[Start of Supplied material]

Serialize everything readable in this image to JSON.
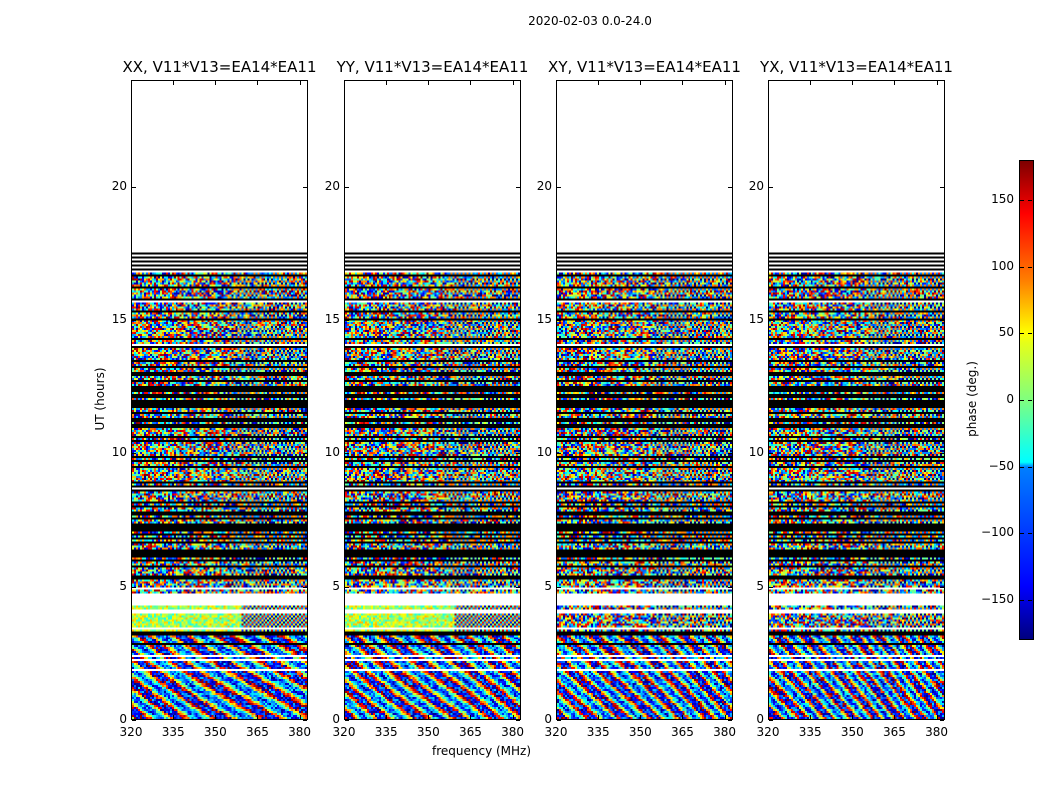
{
  "chart_data": {
    "type": "heatmap",
    "suptitle": "2020-02-03 0.0-24.0",
    "panels": [
      {
        "title": "XX, V11*V13=EA14*EA11"
      },
      {
        "title": "YY, V11*V13=EA14*EA11"
      },
      {
        "title": "XY, V11*V13=EA14*EA11"
      },
      {
        "title": "YX, V11*V13=EA14*EA11"
      }
    ],
    "xlabel": "frequency (MHz)",
    "ylabel": "UT (hours)",
    "xlim": [
      320,
      383
    ],
    "ylim": [
      0,
      24
    ],
    "xticks": [
      "320",
      "335",
      "350",
      "365",
      "380"
    ],
    "yticks": [
      "0",
      "5",
      "10",
      "15",
      "20"
    ],
    "data_extent_hours": [
      0,
      17.6
    ],
    "colorbar": {
      "label": "phase (deg.)",
      "range": [
        -180,
        180
      ],
      "ticks": [
        "150",
        "100",
        "50",
        "0",
        "−50",
        "−100",
        "−150"
      ],
      "colormap": "jet"
    }
  }
}
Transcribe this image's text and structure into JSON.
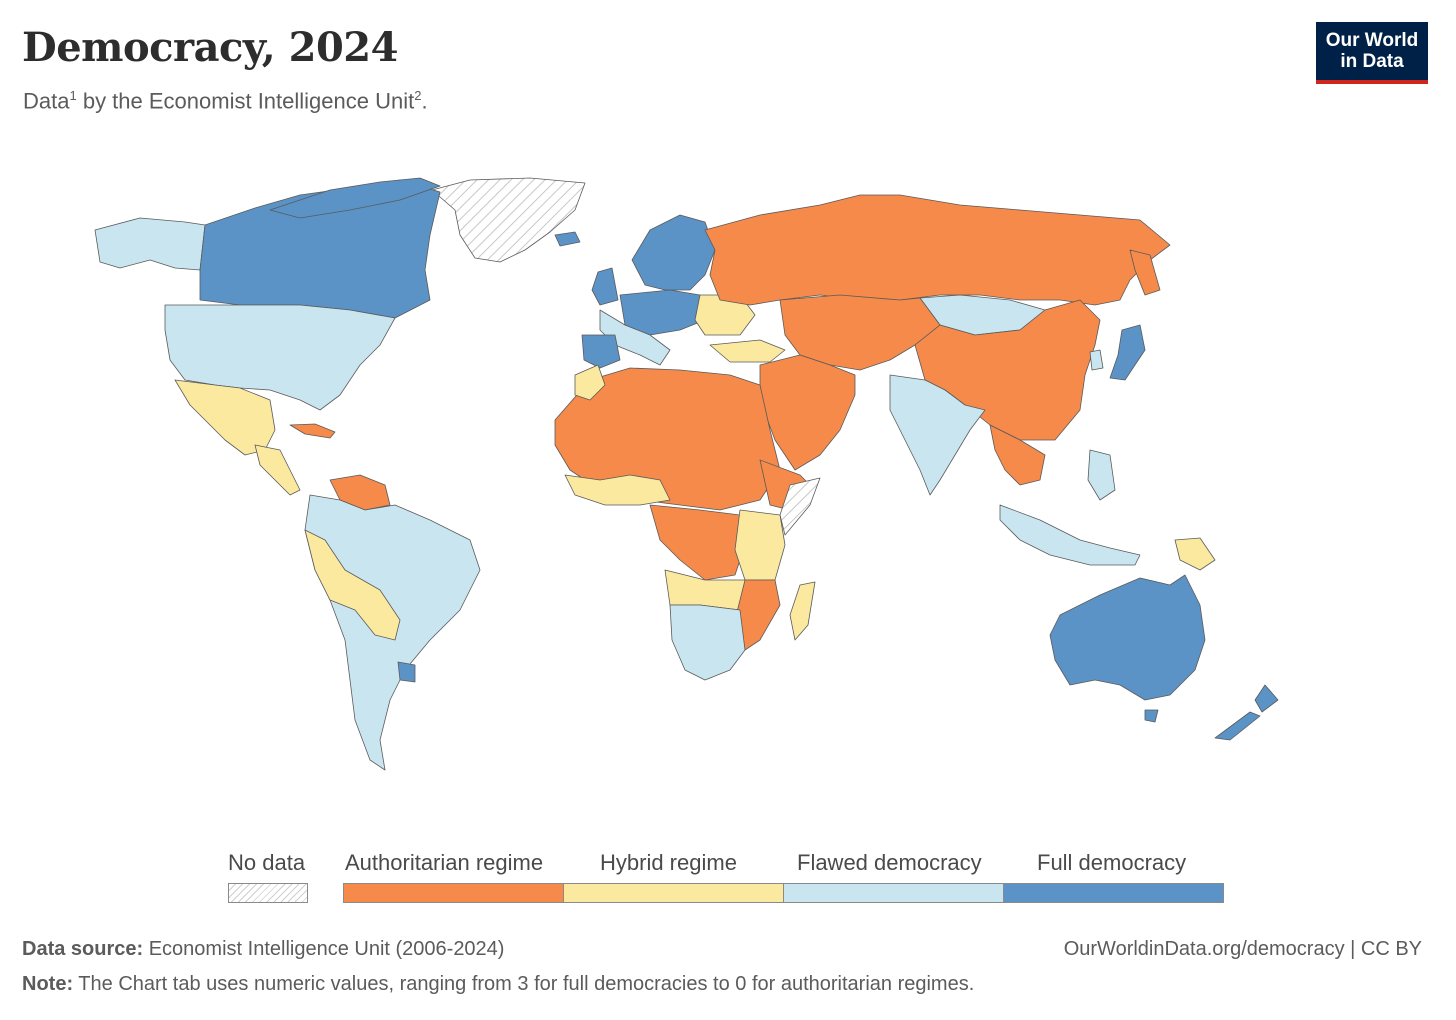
{
  "header": {
    "title": "Democracy, 2024",
    "subtitle_text_1": "Data",
    "subtitle_sup_1": "1",
    "subtitle_text_2": " by the Economist Intelligence Unit",
    "subtitle_sup_2": "2",
    "subtitle_text_3": "."
  },
  "logo": {
    "line1": "Our World",
    "line2": "in Data"
  },
  "legend": {
    "no_data": "No data",
    "categories": [
      {
        "label": "Authoritarian regime",
        "color": "#f58a4b"
      },
      {
        "label": "Hybrid regime",
        "color": "#fbe9a0"
      },
      {
        "label": "Flawed democracy",
        "color": "#c9e6f0"
      },
      {
        "label": "Full democracy",
        "color": "#5b93c7"
      }
    ]
  },
  "colors": {
    "authoritarian": "#f58a4b",
    "hybrid": "#fbe9a0",
    "flawed": "#c9e6f0",
    "full": "#5b93c7",
    "border": "#5a5a5a"
  },
  "footer": {
    "source_label": "Data source:",
    "source_value": " Economist Intelligence Unit (2006-2024)",
    "url": "OurWorldinData.org/democracy | CC BY",
    "note_label": "Note:",
    "note_value": " The Chart tab uses numeric values, ranging from 3 for full democracies to 0 for authoritarian regimes."
  }
}
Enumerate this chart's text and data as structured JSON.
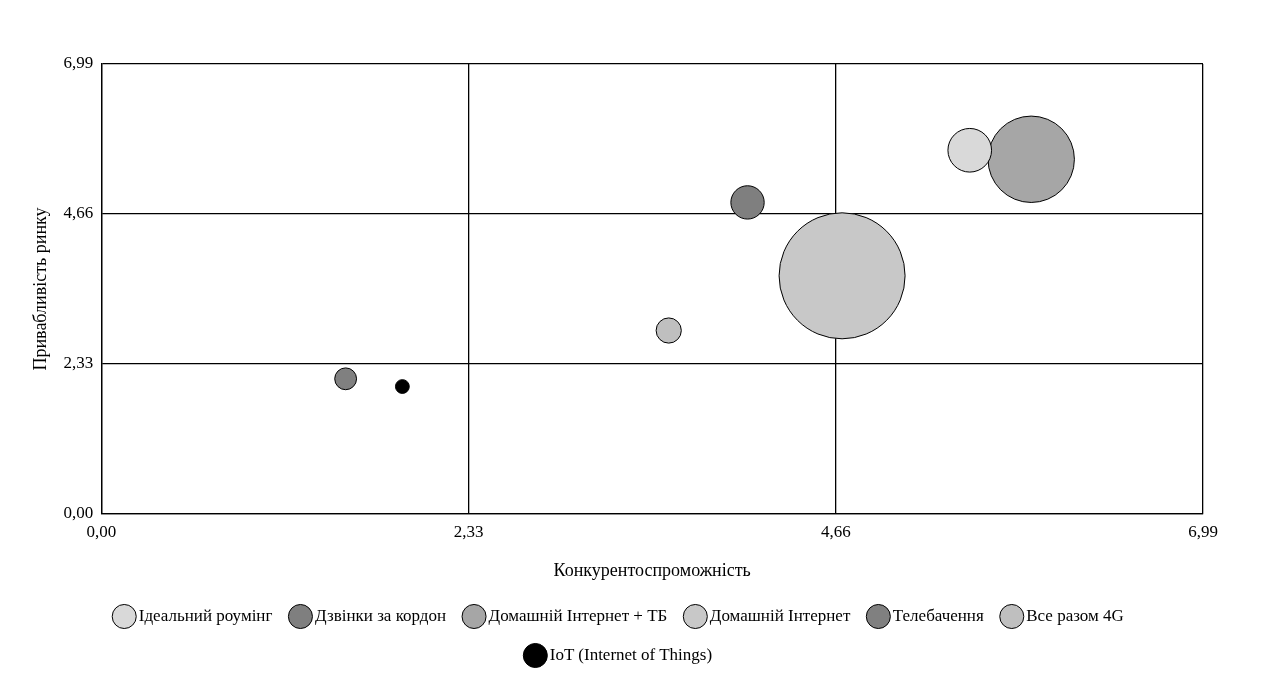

[End of Supplied material]

> _Given instruction_: Copy the entries exactly. Leave out the images.

> _Solution to this problem_:
Serialize everything readable in this image to JSON.
{
  "chart_data": {
    "type": "heatmap",
    "suptitle": "2020-02-03 0.0-24.0",
    "panels": [
      {
        "title": "XX, V11*V13=EA14*EA11"
      },
      {
        "title": "YY, V11*V13=EA14*EA11"
      },
      {
        "title": "XY, V11*V13=EA14*EA11"
      },
      {
        "title": "YX, V11*V13=EA14*EA11"
      }
    ],
    "xlabel": "frequency (MHz)",
    "ylabel": "UT (hours)",
    "xlim": [
      320,
      383
    ],
    "ylim": [
      0,
      24
    ],
    "xticks": [
      "320",
      "335",
      "350",
      "365",
      "380"
    ],
    "yticks": [
      "0",
      "5",
      "10",
      "15",
      "20"
    ],
    "data_extent_hours": [
      0,
      17.6
    ],
    "colorbar": {
      "label": "phase (deg.)",
      "range": [
        -180,
        180
      ],
      "ticks": [
        "150",
        "100",
        "50",
        "0",
        "−50",
        "−100",
        "−150"
      ],
      "colormap": "jet"
    }
  }
}
Transcribe this image's text and structure into JSON.
{
  "header": {
    "title": "Democracy, 2024",
    "subtitle_text_1": "Data",
    "subtitle_sup_1": "1",
    "subtitle_text_2": " by the Economist Intelligence Unit",
    "subtitle_sup_2": "2",
    "subtitle_text_3": "."
  },
  "logo": {
    "line1": "Our World",
    "line2": "in Data"
  },
  "legend": {
    "no_data": "No data",
    "categories": [
      {
        "label": "Authoritarian regime",
        "color": "#f58a4b"
      },
      {
        "label": "Hybrid regime",
        "color": "#fbe9a0"
      },
      {
        "label": "Flawed democracy",
        "color": "#c9e6f0"
      },
      {
        "label": "Full democracy",
        "color": "#5b93c7"
      }
    ]
  },
  "colors": {
    "authoritarian": "#f58a4b",
    "hybrid": "#fbe9a0",
    "flawed": "#c9e6f0",
    "full": "#5b93c7",
    "border": "#5a5a5a"
  },
  "footer": {
    "source_label": "Data source:",
    "source_value": " Economist Intelligence Unit (2006-2024)",
    "url": "OurWorldinData.org/democracy | CC BY",
    "note_label": "Note:",
    "note_value": " The Chart tab uses numeric values, ranging from 3 for full democracies to 0 for authoritarian regimes."
  }
}
Enumerate this chart's text and data as structured JSON.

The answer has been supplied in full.